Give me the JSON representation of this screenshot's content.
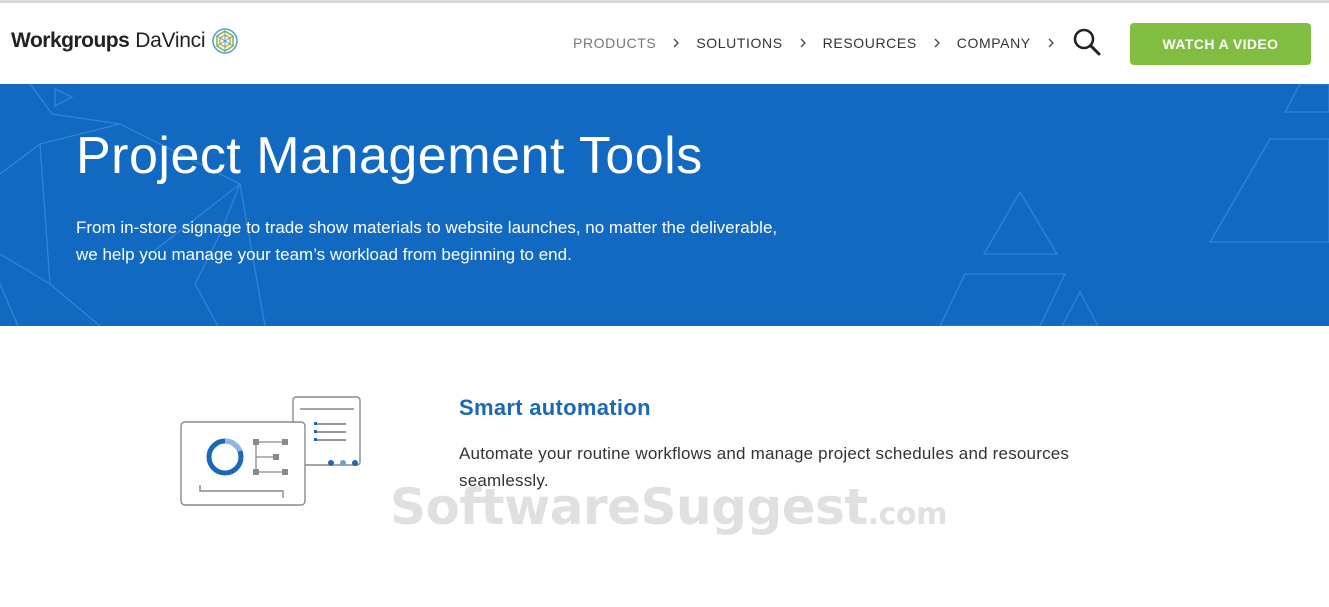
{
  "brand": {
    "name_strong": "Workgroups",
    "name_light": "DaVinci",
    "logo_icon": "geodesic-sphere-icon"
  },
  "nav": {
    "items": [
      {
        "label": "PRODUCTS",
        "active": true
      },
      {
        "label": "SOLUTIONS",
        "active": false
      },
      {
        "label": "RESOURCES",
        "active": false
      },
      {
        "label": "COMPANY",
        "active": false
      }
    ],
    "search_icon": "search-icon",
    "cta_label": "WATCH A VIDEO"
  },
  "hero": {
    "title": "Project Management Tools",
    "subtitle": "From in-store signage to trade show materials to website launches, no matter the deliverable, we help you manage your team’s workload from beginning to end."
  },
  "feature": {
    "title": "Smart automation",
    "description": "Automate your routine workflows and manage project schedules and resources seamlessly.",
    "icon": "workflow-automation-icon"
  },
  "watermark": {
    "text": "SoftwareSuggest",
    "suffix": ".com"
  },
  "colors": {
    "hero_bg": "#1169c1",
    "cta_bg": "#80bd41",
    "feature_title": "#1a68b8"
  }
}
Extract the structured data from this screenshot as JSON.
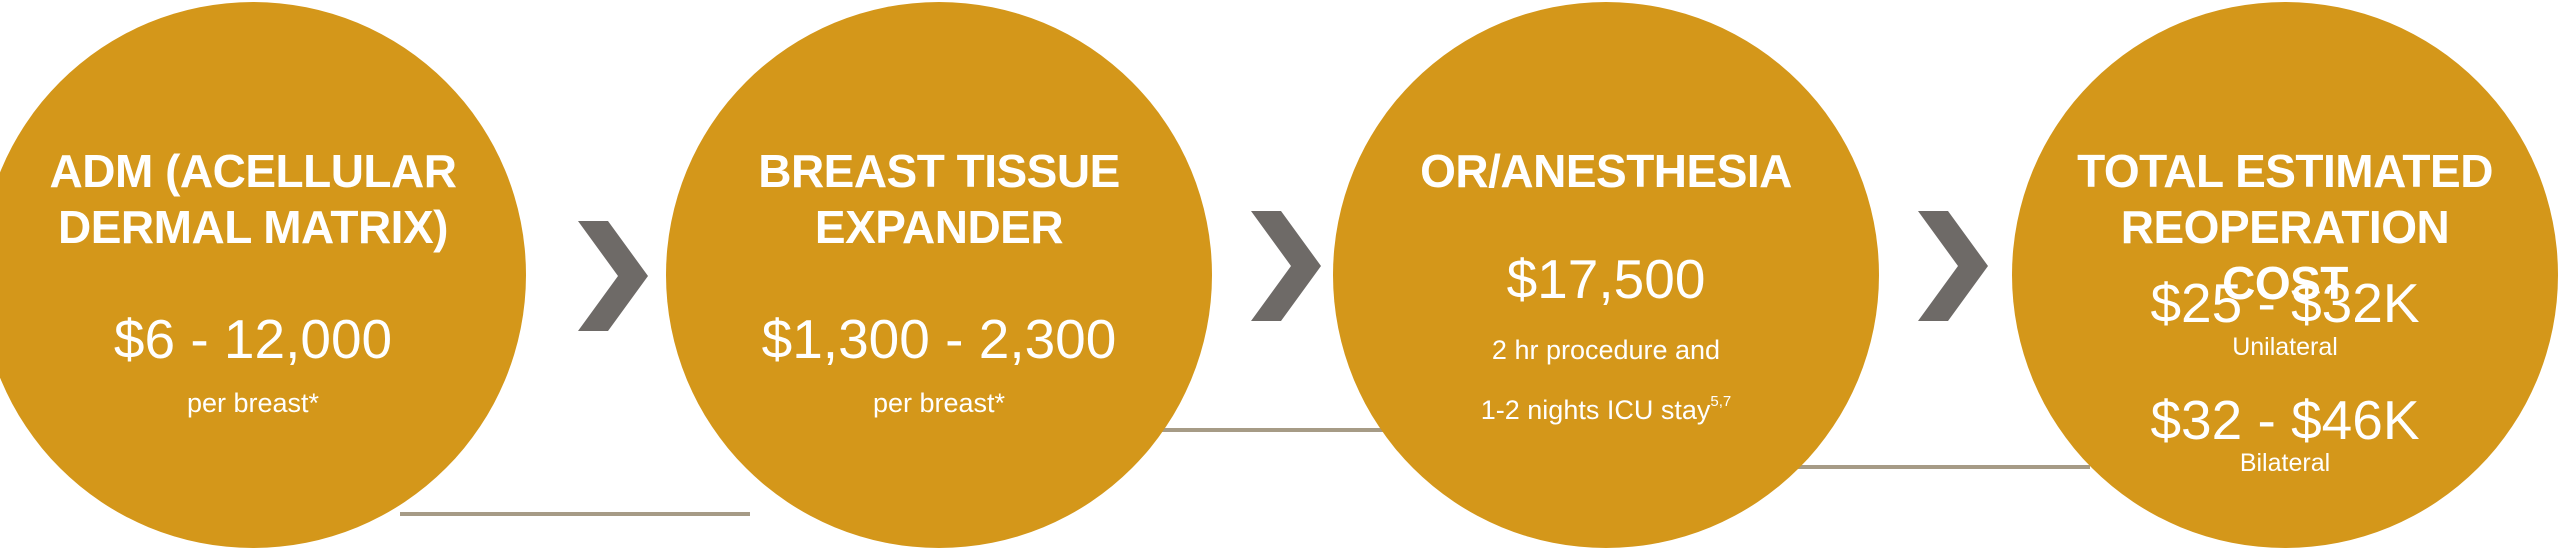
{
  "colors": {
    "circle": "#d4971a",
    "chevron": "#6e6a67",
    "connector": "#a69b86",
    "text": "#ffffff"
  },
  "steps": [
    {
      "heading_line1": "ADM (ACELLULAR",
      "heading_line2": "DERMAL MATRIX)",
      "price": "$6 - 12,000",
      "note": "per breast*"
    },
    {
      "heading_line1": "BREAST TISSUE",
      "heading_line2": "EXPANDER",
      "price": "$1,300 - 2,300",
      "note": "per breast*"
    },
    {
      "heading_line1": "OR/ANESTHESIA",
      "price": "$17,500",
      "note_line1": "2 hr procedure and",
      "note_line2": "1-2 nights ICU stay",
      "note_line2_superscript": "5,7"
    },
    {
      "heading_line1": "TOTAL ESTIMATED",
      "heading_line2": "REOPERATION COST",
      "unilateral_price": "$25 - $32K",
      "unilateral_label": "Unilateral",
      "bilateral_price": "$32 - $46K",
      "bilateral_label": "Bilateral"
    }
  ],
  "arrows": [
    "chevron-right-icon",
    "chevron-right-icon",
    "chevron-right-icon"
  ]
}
+++++
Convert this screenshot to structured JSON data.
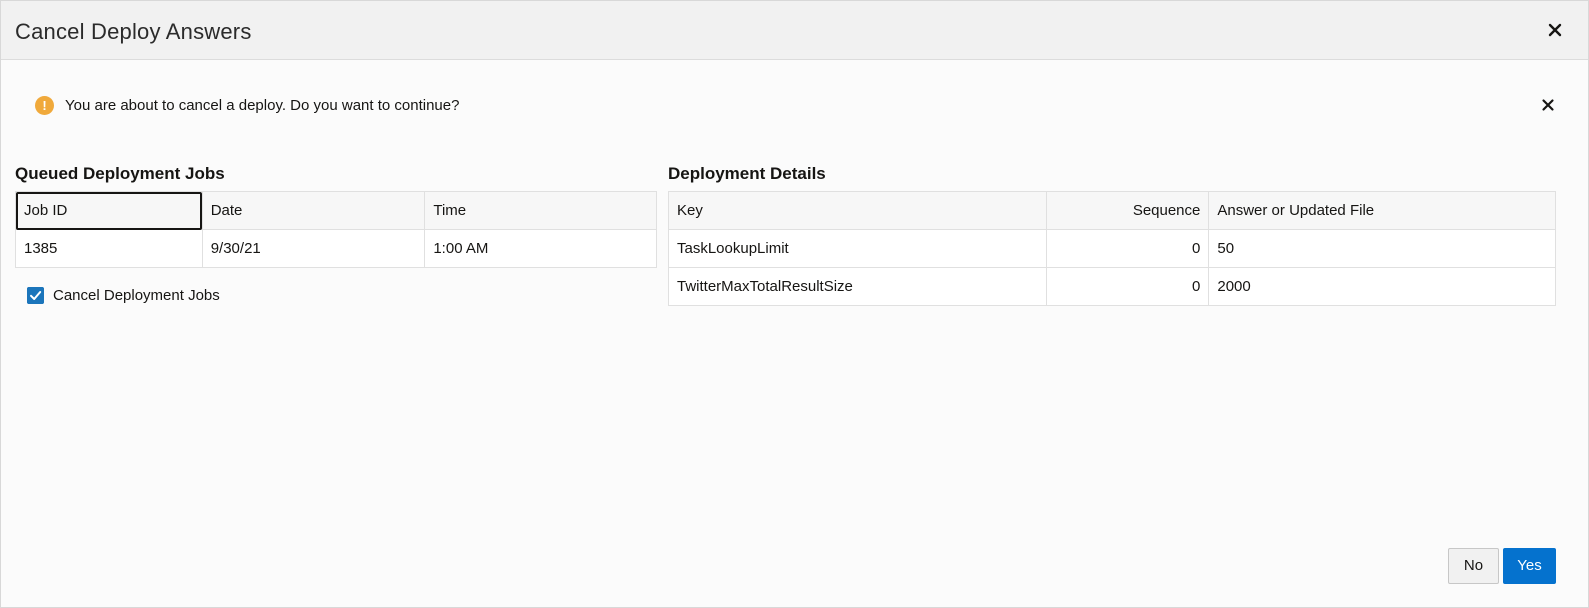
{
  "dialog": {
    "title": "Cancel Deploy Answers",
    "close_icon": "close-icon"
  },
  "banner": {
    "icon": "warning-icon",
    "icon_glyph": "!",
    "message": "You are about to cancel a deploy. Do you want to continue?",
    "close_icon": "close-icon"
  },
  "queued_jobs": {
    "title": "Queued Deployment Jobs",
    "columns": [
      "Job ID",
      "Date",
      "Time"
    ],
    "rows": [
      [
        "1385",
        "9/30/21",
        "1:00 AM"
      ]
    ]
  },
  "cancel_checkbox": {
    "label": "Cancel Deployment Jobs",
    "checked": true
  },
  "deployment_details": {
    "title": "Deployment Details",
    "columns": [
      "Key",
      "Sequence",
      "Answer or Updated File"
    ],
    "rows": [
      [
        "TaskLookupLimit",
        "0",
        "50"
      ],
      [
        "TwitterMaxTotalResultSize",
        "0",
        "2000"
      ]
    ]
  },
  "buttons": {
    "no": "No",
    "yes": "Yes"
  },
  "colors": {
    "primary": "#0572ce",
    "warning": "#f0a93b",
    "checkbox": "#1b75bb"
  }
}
+++++
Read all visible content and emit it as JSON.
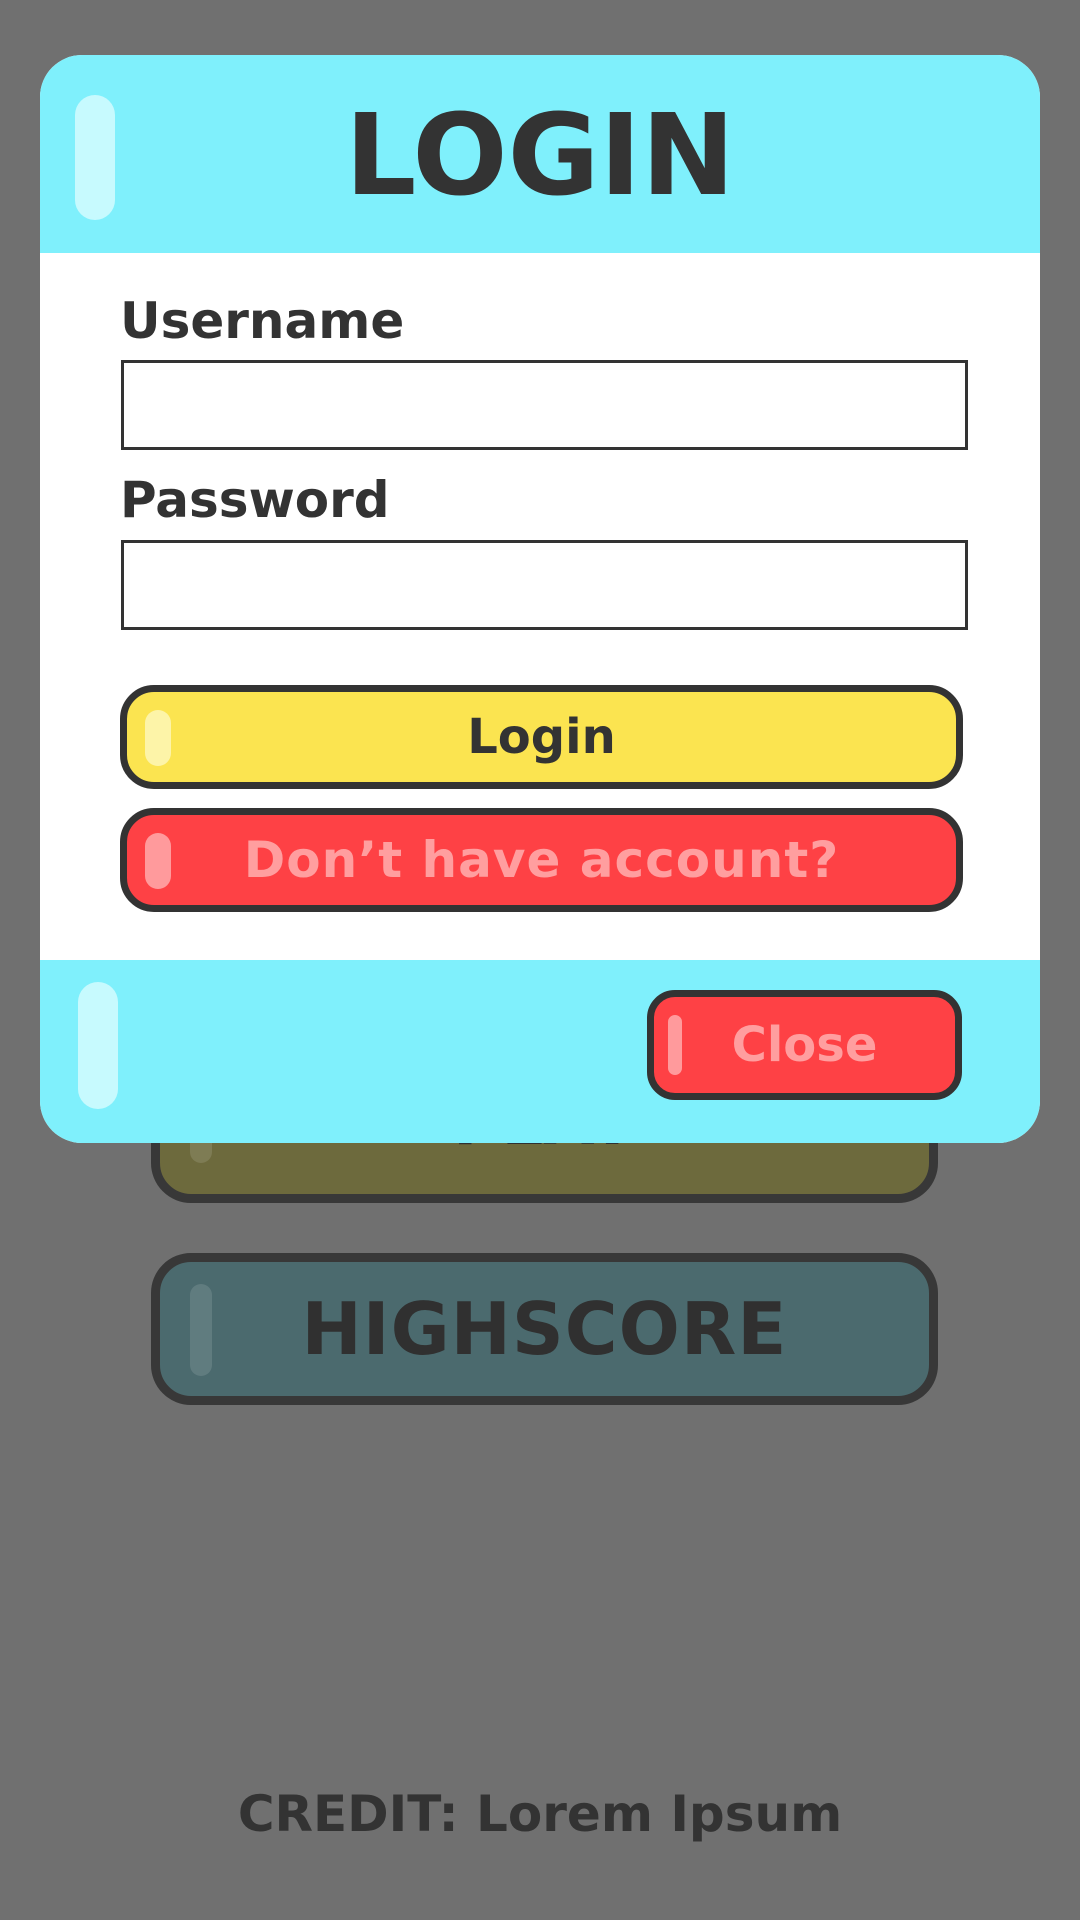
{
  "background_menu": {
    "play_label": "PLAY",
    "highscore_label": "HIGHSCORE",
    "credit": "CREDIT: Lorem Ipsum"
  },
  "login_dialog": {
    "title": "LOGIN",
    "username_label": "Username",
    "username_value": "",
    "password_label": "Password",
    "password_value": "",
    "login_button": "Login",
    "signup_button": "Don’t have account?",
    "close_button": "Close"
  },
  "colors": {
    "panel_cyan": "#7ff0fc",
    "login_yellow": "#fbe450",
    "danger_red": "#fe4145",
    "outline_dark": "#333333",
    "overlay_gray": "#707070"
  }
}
+++++
(WHAT THE TASK ASKS) Take each line containing the string "data" and copy it out.

(EXPECTED ANSWER)
Extract the structured data from this screenshot as JSON.
Convert this screenshot to structured JSON data.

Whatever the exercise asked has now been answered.